▸ To do
Report only how many lines hold the word "Estimated".

▸ Records to process
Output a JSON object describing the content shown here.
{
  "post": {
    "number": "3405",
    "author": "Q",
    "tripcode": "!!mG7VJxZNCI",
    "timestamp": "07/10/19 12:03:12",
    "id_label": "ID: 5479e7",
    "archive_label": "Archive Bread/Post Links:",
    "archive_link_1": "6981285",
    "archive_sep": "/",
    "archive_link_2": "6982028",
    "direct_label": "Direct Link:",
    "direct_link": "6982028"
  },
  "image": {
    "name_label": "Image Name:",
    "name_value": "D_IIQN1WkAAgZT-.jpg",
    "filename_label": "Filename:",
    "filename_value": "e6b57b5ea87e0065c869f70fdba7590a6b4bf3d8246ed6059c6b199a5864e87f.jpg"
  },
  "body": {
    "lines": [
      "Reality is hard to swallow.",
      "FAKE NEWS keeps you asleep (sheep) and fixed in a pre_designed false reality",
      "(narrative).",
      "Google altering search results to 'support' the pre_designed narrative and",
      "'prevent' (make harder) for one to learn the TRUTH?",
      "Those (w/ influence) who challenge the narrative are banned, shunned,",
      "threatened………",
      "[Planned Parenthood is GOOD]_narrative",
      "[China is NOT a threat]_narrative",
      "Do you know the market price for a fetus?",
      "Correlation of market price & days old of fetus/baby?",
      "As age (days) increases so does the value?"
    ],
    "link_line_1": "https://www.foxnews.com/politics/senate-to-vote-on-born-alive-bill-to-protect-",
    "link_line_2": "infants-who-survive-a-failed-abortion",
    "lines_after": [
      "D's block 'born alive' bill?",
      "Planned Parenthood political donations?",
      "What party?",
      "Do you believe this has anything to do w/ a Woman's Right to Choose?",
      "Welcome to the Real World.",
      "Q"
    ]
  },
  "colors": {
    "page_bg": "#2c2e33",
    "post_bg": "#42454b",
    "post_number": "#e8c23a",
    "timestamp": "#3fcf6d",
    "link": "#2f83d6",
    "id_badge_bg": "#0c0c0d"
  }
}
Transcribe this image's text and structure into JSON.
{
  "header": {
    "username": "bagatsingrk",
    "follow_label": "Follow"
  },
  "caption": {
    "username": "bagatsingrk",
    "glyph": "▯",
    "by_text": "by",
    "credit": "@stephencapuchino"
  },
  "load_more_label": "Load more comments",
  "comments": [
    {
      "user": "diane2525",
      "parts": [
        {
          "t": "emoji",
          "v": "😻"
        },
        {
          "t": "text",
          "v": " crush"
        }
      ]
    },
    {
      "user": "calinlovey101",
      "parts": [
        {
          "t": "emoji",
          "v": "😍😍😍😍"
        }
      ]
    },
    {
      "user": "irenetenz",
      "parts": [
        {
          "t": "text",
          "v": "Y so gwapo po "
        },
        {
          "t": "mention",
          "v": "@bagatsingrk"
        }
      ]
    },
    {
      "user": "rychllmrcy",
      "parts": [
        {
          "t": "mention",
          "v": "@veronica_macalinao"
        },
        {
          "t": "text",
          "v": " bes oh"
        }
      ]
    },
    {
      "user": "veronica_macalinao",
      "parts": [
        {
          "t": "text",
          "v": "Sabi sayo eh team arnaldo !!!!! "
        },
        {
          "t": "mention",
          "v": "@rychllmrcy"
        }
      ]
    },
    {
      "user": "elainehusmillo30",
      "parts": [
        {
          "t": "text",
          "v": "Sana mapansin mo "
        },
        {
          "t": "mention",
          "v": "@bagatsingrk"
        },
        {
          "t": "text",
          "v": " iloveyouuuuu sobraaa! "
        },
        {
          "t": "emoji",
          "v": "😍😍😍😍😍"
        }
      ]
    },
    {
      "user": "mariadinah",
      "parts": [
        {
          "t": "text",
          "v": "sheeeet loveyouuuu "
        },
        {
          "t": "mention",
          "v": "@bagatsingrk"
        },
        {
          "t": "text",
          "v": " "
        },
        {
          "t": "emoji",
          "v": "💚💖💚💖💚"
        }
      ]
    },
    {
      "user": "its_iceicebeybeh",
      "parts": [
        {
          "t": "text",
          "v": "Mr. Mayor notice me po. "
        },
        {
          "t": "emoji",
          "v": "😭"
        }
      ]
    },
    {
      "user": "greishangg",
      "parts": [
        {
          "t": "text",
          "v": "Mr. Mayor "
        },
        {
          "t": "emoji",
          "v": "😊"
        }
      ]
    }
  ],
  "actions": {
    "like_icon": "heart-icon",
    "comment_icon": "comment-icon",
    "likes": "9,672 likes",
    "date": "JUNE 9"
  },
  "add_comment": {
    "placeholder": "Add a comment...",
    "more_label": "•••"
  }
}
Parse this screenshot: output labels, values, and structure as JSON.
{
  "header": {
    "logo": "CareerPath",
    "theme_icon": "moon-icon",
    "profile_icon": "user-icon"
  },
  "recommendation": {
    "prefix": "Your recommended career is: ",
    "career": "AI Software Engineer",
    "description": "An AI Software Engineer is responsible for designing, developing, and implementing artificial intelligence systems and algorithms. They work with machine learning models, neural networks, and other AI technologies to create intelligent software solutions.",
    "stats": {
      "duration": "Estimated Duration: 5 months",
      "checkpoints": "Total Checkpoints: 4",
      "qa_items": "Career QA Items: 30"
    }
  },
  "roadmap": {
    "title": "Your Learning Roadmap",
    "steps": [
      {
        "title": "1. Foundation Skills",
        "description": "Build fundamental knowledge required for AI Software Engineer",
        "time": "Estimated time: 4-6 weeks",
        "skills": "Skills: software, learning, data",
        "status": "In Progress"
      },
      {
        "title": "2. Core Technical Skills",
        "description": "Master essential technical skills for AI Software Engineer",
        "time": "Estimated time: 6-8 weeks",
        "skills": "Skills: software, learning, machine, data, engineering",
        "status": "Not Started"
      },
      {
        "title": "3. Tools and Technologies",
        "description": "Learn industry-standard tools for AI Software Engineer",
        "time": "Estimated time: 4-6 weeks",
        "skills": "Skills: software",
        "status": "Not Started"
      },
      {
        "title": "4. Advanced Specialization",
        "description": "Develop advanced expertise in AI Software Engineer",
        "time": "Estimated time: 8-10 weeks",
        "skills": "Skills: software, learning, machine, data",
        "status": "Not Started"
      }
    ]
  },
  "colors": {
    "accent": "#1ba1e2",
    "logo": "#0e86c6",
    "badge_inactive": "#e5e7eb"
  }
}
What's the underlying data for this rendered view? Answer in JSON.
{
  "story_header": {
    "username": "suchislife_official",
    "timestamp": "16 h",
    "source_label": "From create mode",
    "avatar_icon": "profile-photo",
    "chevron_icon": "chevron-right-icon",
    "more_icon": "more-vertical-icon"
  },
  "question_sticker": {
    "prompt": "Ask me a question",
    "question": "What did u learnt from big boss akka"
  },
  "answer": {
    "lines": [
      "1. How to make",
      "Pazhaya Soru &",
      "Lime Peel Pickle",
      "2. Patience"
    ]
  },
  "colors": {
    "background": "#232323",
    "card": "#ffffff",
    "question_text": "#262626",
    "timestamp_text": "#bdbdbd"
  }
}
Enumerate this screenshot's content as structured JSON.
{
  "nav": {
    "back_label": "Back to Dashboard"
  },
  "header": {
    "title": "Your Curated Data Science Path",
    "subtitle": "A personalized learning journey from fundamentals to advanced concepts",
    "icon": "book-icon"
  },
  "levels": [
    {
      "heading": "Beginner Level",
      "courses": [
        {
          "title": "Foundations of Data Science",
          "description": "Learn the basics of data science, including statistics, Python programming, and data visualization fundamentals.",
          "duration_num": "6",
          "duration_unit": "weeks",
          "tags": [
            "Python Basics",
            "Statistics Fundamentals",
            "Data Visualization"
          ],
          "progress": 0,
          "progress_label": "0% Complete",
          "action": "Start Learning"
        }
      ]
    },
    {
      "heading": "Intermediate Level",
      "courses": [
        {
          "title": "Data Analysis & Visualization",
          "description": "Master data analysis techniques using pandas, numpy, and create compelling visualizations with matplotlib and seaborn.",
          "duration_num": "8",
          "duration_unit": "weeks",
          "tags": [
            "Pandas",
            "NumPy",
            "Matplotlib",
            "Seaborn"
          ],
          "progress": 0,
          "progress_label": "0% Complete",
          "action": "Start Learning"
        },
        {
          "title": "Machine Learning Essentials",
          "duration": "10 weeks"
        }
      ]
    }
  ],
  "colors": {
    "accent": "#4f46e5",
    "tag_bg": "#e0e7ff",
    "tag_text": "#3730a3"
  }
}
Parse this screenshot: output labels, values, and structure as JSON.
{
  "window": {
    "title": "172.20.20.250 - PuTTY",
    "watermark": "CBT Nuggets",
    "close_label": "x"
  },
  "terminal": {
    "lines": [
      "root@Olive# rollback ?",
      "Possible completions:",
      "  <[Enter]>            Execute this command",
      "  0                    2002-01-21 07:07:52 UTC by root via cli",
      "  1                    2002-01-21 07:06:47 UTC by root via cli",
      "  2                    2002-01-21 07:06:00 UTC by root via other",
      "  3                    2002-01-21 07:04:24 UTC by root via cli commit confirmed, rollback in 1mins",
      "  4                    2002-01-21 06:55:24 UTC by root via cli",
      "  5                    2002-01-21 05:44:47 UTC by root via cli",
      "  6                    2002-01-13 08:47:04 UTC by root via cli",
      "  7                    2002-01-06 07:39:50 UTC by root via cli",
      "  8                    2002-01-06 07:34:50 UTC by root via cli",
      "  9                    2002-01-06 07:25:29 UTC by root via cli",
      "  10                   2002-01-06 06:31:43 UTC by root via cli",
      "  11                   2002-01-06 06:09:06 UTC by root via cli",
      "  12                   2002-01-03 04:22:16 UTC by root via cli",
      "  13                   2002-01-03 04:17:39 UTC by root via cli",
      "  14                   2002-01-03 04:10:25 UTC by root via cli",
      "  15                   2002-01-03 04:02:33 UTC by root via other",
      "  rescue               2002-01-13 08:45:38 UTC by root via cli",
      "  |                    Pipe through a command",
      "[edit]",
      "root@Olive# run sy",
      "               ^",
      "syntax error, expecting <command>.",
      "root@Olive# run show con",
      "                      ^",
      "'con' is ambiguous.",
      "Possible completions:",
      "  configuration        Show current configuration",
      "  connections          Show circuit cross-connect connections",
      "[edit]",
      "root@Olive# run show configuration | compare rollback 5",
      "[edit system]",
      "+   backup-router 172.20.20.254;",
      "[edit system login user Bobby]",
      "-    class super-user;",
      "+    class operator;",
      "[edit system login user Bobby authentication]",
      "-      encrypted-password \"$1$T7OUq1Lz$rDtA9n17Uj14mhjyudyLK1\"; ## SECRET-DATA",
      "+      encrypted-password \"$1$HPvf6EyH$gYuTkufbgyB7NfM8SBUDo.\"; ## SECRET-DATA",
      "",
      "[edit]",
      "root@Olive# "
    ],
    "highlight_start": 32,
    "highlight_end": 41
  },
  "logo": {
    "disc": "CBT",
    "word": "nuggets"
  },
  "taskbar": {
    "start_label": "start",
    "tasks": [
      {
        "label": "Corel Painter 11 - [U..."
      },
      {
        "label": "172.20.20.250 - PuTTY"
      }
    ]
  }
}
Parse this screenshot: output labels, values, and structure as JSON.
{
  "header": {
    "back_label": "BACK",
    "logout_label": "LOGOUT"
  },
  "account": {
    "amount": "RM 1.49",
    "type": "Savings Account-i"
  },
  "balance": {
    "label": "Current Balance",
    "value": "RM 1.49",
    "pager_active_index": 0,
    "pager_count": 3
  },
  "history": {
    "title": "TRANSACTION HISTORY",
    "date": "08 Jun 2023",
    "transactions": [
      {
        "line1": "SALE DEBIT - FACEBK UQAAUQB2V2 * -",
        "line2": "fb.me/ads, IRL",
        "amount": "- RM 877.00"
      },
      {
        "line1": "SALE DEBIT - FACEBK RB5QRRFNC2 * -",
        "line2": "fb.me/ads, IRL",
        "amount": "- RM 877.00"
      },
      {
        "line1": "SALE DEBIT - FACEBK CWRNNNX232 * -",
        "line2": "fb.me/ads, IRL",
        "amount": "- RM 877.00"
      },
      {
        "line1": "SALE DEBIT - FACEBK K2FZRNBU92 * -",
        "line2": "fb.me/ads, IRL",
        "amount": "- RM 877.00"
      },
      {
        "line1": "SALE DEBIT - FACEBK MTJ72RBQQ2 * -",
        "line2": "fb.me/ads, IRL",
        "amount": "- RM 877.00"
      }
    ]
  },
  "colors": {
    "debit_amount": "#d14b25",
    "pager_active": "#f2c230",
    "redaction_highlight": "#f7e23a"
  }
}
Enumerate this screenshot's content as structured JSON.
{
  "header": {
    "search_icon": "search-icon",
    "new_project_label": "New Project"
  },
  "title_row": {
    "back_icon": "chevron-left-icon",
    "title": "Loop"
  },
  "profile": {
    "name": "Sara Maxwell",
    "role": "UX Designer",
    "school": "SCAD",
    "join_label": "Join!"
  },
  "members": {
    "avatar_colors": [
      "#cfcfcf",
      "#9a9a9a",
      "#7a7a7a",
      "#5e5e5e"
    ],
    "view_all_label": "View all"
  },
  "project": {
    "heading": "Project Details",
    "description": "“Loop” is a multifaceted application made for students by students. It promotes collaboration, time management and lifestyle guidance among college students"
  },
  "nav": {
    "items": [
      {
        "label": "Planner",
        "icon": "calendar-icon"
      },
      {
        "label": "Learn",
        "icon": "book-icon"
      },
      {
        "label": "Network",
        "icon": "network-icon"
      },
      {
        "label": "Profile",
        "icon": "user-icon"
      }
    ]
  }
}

▸ Exercise output
5